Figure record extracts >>

----

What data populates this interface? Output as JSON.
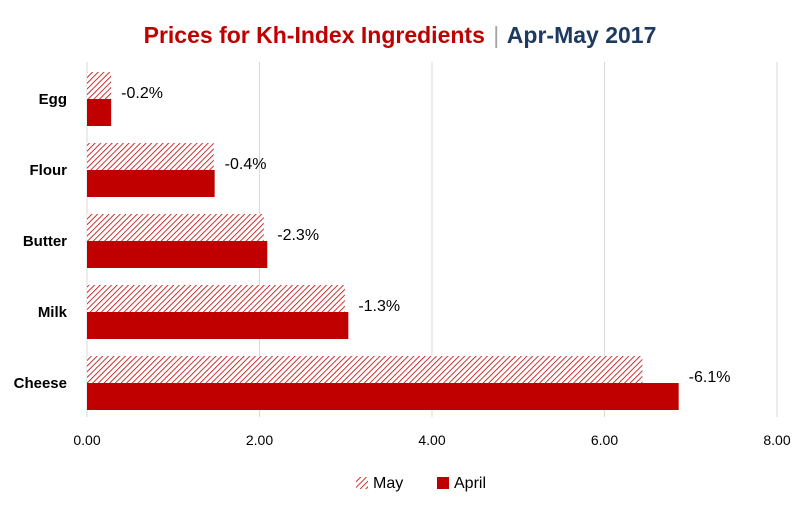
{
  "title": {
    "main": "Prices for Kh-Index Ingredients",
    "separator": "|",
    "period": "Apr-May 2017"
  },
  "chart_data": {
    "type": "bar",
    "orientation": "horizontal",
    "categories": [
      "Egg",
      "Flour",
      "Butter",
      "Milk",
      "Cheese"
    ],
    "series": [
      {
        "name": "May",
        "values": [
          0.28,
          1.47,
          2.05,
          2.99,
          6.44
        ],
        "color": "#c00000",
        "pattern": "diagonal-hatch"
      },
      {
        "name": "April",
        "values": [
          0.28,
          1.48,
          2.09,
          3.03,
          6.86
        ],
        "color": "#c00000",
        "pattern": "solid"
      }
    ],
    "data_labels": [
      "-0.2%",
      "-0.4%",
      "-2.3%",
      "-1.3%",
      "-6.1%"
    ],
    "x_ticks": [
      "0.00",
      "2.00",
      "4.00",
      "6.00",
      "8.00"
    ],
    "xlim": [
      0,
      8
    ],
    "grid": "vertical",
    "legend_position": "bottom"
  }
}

----

SHORT PROBLEM >> Scan the material above for the string "pattern" and return the lines that hold it.

SOLUTION FOR THIS EXERCISE >>
        "pattern": "diagonal-hatch"
        "pattern": "solid"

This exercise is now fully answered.